** begin TEXT BLOCK **

Good call pipelining this, I'm not positive but I'd suspect this is a large number of the overall queries we end up doing in a diff. I really wonder whether what the path to doing even better here looks like; presumably best would be if we don't need to convert 2 to 1 at all, which would be a big UCM change :'(

ChrisPenner · 2025-05-01T23:19:59Z

+        hydrateTypes codebaseUser typeReferences = do
+          let typeReferenceIds = Map.mapMaybe Reference.toId (BiMultimap.range typeReferences)
+          typeIds <-
+            PG.pFor typeReferenceIds \refId ->


I'm not positive, but I bet we could do even better than pipelining here and collect all the typeIds in a single batch query rather than a pipelined for.

ChrisPenner · 2025-05-01T23:31:44Z

+-- | Mitchell says: this could/should just have replaced 'expectNamespaceIdsByCausalIdsOf', but that function has
+-- many callers, so having two temporarily eases the transition.


Hrmm, I wonder maybe the better option might be to absorb pUnrecoverableEitherMap into the QueryA class, that way you can just have a QueryA m constraint here and wouldn't need to touch any callsites.

I admit, the transaction types are getting away from me a bit as the number of them slowly grows 😓

ChrisPenner · 2025-05-01T23:40:55Z

The "namespace diff" endpoint (where in the UI do we cause that to be hit?)

I don't believe we have a page for this yet, but may add one at some point, cc @hojberg .

ChrisPenner · 2025-05-01T23:43:08Z

Computing a diff could still be slow; more dedicated performance work is probably warranted.

You clearly did a ton of work pipelining where possible, in lots of spots which may even speed up term rendering and stuff too 🙌🏼

Q: do you have a sense (even perhaps a vague one) of how the pipelining changes have affected diff performance? Have you pushed a gnarly diff up to staging and timed the difference for instance? I think that'd be good info to have, especially since writing all this pipeline stuff and forcing things into Applicative style is annoying, it'd be nice to know how much we should be prioritizing it in the future.

mitchellwrosen · 2025-05-06T14:45:57Z

Q: do you have a sense (even perhaps a vague one) of how the pipelining changes have affected diff performance? Have you pushed a gnarly diff up to staging and timed the difference for instance? I think that'd be good info to have, especially since writing all this pipeline stuff and forcing things into Applicative style is annoying, it'd be nice to know how much we should be prioritizing it in the future.

** end TEXT BLOCK **
** begin GIVEN INFORMATION **

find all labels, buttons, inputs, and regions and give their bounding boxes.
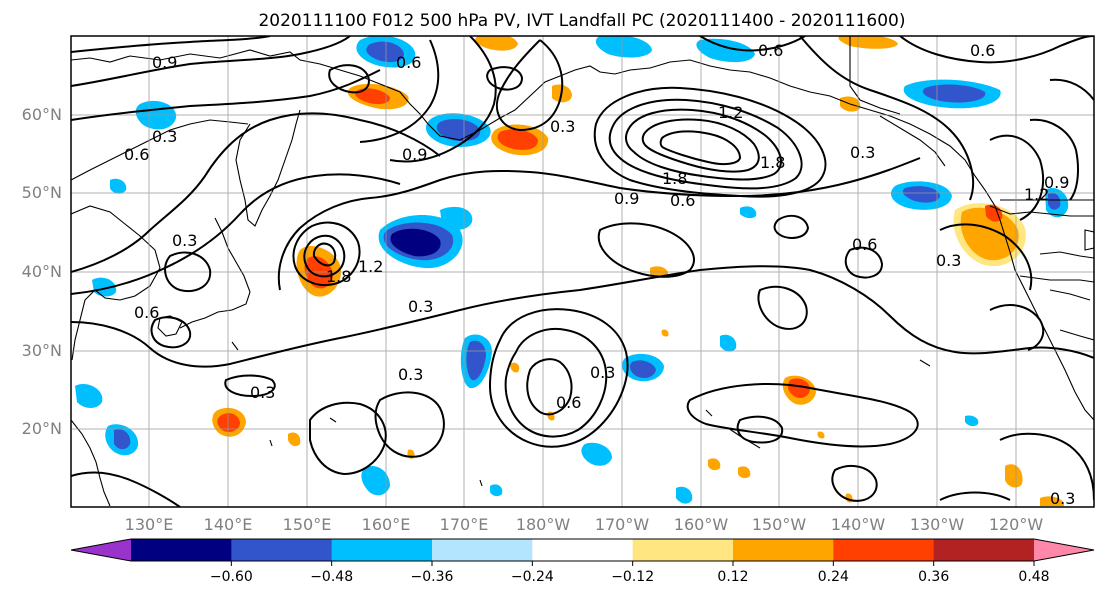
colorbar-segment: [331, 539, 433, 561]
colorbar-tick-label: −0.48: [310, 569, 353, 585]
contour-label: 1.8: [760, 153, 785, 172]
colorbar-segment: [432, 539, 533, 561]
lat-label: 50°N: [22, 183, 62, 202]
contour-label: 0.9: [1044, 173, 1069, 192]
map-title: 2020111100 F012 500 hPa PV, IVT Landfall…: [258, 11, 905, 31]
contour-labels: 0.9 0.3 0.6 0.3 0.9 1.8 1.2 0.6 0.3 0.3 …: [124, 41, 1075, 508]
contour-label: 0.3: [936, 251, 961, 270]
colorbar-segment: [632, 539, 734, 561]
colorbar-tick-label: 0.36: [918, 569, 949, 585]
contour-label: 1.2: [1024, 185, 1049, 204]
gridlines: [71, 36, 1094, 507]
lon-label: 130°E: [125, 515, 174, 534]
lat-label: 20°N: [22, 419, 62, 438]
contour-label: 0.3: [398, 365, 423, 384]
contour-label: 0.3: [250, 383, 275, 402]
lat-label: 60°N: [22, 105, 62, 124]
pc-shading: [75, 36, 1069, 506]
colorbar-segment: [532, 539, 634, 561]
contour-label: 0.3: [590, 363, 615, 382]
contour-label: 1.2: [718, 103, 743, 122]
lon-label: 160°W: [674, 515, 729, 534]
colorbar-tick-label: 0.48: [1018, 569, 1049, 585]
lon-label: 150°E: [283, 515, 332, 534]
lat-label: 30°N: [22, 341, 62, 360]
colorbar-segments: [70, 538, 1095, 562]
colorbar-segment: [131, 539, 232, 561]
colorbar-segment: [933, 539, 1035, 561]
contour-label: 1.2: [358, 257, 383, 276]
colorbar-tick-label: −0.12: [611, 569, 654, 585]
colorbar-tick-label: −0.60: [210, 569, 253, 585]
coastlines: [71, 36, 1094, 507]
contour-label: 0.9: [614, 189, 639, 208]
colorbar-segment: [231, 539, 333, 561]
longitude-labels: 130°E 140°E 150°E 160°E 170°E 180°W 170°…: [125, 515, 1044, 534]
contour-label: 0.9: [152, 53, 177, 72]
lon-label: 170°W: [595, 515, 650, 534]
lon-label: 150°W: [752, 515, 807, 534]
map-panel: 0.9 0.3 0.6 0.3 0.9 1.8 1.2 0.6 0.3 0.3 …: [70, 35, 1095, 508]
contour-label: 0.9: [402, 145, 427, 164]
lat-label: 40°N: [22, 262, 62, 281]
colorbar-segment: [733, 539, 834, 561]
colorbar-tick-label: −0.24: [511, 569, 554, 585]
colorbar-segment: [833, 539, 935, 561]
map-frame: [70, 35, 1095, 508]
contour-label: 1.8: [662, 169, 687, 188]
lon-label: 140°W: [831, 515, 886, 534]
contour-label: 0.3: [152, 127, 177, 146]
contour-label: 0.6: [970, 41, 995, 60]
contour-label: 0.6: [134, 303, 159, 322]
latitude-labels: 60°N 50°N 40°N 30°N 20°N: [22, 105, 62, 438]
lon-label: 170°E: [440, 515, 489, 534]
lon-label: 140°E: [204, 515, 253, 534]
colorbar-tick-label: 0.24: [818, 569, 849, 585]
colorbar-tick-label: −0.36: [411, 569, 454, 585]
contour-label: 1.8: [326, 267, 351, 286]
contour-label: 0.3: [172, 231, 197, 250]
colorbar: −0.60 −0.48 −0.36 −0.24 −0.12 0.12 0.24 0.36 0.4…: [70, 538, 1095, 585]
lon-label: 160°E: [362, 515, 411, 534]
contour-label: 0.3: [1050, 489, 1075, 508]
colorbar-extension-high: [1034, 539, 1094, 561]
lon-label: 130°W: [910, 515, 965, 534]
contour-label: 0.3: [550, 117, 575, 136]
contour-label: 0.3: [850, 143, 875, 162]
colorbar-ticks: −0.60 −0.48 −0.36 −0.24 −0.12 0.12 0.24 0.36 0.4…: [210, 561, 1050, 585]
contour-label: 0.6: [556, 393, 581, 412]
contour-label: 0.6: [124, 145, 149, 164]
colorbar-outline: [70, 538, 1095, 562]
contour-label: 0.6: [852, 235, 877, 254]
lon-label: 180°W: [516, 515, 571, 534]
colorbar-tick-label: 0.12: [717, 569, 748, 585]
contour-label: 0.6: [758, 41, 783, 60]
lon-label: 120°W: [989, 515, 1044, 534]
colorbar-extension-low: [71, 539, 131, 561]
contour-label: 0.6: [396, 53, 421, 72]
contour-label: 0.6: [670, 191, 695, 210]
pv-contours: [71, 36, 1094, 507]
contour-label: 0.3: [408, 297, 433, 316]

** end GIVEN INFORMATION **
** begin GIVEN INFORMATION **

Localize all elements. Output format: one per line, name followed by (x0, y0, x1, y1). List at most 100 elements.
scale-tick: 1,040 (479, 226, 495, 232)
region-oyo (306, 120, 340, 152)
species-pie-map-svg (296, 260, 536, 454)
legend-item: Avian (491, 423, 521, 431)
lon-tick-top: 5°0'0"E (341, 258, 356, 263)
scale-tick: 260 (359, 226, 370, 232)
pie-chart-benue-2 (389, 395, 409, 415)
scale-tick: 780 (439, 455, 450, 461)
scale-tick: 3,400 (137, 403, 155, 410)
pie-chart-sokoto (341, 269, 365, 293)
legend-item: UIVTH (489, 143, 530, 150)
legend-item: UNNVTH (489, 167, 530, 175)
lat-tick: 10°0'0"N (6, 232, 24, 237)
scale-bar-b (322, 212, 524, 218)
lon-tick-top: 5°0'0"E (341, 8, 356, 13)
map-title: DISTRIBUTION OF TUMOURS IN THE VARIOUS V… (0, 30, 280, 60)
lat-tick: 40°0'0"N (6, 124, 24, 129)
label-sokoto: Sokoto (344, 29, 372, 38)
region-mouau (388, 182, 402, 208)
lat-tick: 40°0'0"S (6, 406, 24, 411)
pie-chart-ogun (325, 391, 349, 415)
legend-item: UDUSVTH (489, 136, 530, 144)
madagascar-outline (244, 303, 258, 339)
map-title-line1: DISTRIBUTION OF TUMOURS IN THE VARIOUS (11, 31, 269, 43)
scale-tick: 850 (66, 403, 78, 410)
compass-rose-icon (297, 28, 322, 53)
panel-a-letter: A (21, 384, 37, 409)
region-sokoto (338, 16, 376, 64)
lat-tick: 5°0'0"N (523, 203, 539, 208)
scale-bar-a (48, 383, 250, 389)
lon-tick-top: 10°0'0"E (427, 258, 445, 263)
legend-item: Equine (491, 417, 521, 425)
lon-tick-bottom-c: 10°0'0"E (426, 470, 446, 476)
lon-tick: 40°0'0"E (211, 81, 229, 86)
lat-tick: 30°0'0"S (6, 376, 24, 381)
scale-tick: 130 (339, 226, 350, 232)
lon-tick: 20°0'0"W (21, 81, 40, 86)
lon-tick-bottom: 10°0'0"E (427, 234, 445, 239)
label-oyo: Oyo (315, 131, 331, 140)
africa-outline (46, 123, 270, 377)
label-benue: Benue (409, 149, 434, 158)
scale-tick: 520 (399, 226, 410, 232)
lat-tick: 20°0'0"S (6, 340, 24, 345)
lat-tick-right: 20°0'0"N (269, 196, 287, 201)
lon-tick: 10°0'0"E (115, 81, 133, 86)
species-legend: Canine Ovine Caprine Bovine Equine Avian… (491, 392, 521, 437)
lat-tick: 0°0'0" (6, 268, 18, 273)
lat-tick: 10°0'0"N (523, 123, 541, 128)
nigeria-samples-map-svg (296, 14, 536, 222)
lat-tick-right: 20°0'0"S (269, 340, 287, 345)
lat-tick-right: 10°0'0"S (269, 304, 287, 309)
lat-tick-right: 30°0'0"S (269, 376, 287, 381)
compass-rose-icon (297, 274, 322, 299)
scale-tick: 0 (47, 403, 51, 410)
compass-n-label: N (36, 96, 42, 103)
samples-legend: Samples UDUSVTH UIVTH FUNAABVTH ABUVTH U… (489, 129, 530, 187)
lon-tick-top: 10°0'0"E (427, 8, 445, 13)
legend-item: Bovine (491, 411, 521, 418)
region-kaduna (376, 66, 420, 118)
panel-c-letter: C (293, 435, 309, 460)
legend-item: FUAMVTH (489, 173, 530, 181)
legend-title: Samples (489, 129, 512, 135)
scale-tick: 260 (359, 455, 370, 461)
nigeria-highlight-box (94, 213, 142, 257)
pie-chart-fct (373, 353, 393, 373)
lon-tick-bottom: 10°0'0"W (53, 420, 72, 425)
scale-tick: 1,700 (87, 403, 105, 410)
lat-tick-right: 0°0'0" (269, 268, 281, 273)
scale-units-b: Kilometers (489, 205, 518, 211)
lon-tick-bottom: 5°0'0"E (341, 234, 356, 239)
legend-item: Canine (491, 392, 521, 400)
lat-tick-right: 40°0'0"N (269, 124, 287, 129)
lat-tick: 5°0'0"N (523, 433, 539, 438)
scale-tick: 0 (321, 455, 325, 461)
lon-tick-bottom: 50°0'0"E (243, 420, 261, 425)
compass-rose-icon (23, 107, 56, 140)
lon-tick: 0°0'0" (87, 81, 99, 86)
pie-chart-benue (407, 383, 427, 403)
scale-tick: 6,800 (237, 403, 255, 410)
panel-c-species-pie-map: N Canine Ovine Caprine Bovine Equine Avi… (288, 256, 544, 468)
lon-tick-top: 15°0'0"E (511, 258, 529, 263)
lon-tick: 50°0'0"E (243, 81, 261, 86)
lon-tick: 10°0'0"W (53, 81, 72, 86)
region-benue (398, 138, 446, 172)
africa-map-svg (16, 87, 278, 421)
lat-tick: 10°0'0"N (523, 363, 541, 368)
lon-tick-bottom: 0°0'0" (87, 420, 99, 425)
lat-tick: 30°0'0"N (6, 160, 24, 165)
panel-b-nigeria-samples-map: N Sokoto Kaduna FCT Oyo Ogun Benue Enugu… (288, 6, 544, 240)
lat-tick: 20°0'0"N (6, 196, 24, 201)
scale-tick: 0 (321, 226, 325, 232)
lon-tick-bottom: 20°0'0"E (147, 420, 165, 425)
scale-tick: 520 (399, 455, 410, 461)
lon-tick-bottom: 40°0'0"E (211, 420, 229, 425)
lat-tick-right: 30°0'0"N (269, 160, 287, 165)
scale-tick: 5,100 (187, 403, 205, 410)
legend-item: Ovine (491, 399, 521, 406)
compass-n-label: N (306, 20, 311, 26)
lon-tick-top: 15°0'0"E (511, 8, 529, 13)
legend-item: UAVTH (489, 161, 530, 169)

** end GIVEN INFORMATION **
** begin GIVEN INFORMATION **

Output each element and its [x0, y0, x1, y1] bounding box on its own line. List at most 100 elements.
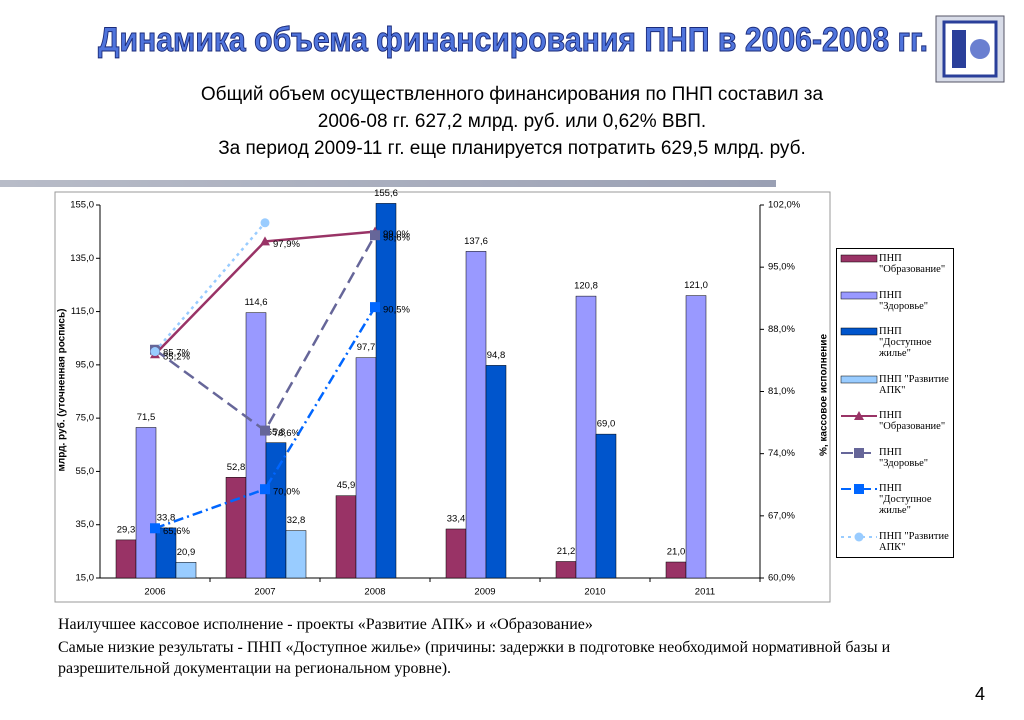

** end GIVEN INFORMATION **

→ GIVEN INSTRUCTION 1
In the code review discussion about query pipelining, which function does ChrisPenner suggest absorbing into the QueryA class?
→ GIVEN INSTRUCTION 2
Continue the code review discussion about query pipelining from its last line.

→ FINAL ANSWER 1
pUnrecoverableEitherMap

→ FINAL ANSWER 2
I do have a vague sense that it's making things noticeably faster. I feel the applicative style is just sort of a stopgap solution to rewriting queries to return entire result sets in one go rather than N+1 style one-at-a-time. But for the very minimal time investment I think it's worth it.

It's actually kind of hard to make a big gnarly diff to try on staging – you can't just grab two releases of a project (they don't share a history). But in my small experiments, things are faster.

ChrisPenner · 2025-05-06T21:49:14Z

It's actually kind of hard to make a big gnarly diff to try on staging – you can't just grab two releases of a project (they don't share a history). But in my small experiments, things are faster.

If you've got a diff you like to test with on prod, you can just download and push it up to staging, having good test data is worth the time, that's what staging is for after all :)

ChrisPenner · 2025-05-06T21:55:17Z

@@ -0,0 +1,3 @@
+-- Delete all previously-computed namespace diffs, because the diff payload is different now (we explicitly store
+-- errors).
+TRUNCATE namespace_diffs;


Depending on whether you choose to re-queue diffs when the page is loaded and it's not cached, you may want to repopulate the queue with all existing contribution diffs after wiping them out.

If you have it set to requeue on page load then no need

ChrisPenner · 2025-05-06T22:03:52Z

 pipelined p = Transaction (Hasql.pipeline (unPipeline p))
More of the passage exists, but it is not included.